• [Instruction]: Transcribe the entries below exactly; leave every image out.

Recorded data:

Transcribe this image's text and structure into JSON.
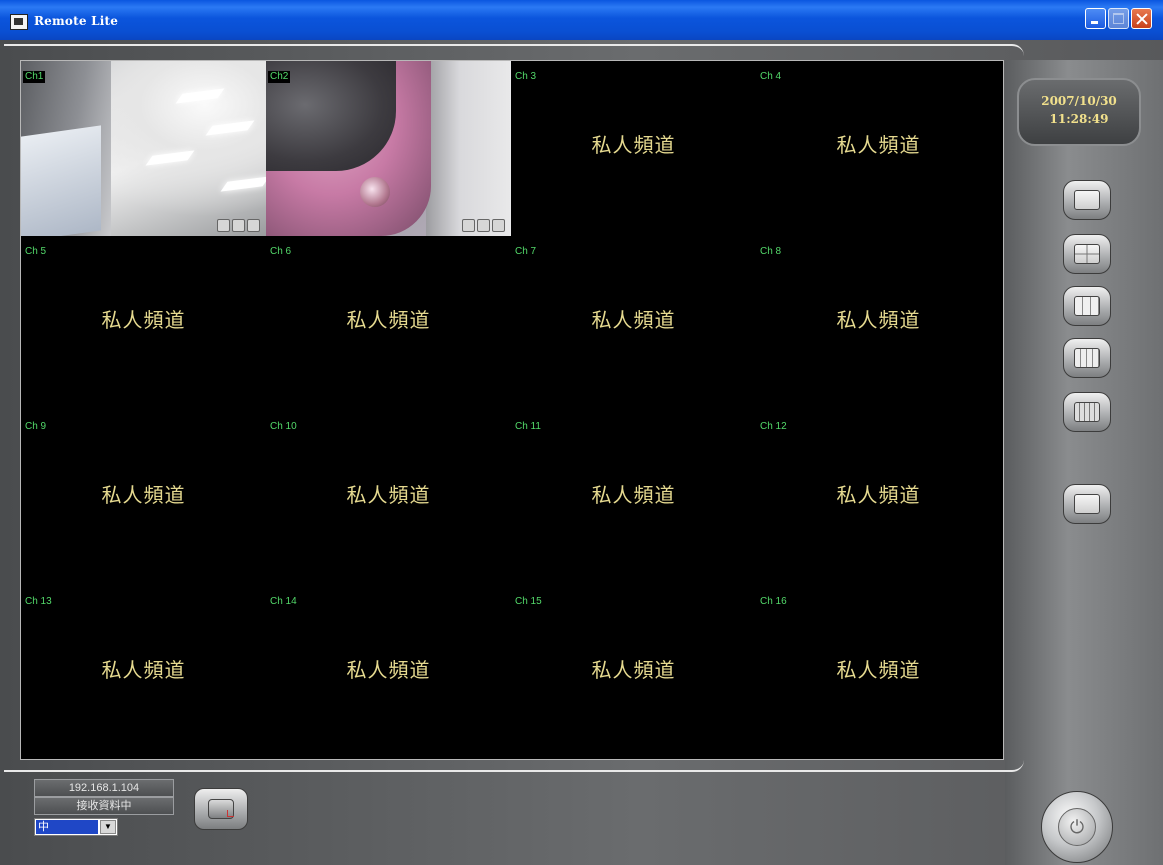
{
  "window": {
    "title": "Remote Lite"
  },
  "datetime": {
    "date": "2007/10/30",
    "time": "11:28:49"
  },
  "channels": [
    {
      "label": "Ch1",
      "text": ""
    },
    {
      "label": "Ch2",
      "text": ""
    },
    {
      "label": "Ch 3",
      "text": "私人頻道"
    },
    {
      "label": "Ch 4",
      "text": "私人頻道"
    },
    {
      "label": "Ch 5",
      "text": "私人頻道"
    },
    {
      "label": "Ch 6",
      "text": "私人頻道"
    },
    {
      "label": "Ch 7",
      "text": "私人頻道"
    },
    {
      "label": "Ch 8",
      "text": "私人頻道"
    },
    {
      "label": "Ch 9",
      "text": "私人頻道"
    },
    {
      "label": "Ch 10",
      "text": "私人頻道"
    },
    {
      "label": "Ch 11",
      "text": "私人頻道"
    },
    {
      "label": "Ch 12",
      "text": "私人頻道"
    },
    {
      "label": "Ch 13",
      "text": "私人頻道"
    },
    {
      "label": "Ch 14",
      "text": "私人頻道"
    },
    {
      "label": "Ch 15",
      "text": "私人頻道"
    },
    {
      "label": "Ch 16",
      "text": "私人頻道"
    }
  ],
  "status": {
    "ip": "192.168.1.104",
    "receiving": "接收資料中",
    "quality_selected": "中"
  },
  "icons": {
    "layout_buttons": [
      "layout-1-icon",
      "layout-4-icon",
      "layout-9-icon",
      "layout-13-icon",
      "layout-16-icon",
      "fullscreen-icon"
    ],
    "connect": "camera-connect-icon",
    "power": "power-icon"
  },
  "colors": {
    "channel_label": "#53d96a",
    "private_text": "#e5d98f",
    "datetime_text": "#f1e08c",
    "titlebar": "#0a56e0"
  }
}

• [Written response]:
Transcribe this image's text and structure into JSON.
{
  "window": {
    "title": "Remote Lite"
  },
  "datetime": {
    "date": "2007/10/30",
    "time": "11:28:49"
  },
  "channels": [
    {
      "label": "Ch1",
      "text": ""
    },
    {
      "label": "Ch2",
      "text": ""
    },
    {
      "label": "Ch 3",
      "text": "私人頻道"
    },
    {
      "label": "Ch 4",
      "text": "私人頻道"
    },
    {
      "label": "Ch 5",
      "text": "私人頻道"
    },
    {
      "label": "Ch 6",
      "text": "私人頻道"
    },
    {
      "label": "Ch 7",
      "text": "私人頻道"
    },
    {
      "label": "Ch 8",
      "text": "私人頻道"
    },
    {
      "label": "Ch 9",
      "text": "私人頻道"
    },
    {
      "label": "Ch 10",
      "text": "私人頻道"
    },
    {
      "label": "Ch 11",
      "text": "私人頻道"
    },
    {
      "label": "Ch 12",
      "text": "私人頻道"
    },
    {
      "label": "Ch 13",
      "text": "私人頻道"
    },
    {
      "label": "Ch 14",
      "text": "私人頻道"
    },
    {
      "label": "Ch 15",
      "text": "私人頻道"
    },
    {
      "label": "Ch 16",
      "text": "私人頻道"
    }
  ],
  "status": {
    "ip": "192.168.1.104",
    "receiving": "接收資料中",
    "quality_selected": "中"
  },
  "icons": {
    "layout_buttons": [
      "layout-1-icon",
      "layout-4-icon",
      "layout-9-icon",
      "layout-13-icon",
      "layout-16-icon",
      "fullscreen-icon"
    ],
    "connect": "camera-connect-icon",
    "power": "power-icon"
  },
  "colors": {
    "channel_label": "#53d96a",
    "private_text": "#e5d98f",
    "datetime_text": "#f1e08c",
    "titlebar": "#0a56e0"
  }
}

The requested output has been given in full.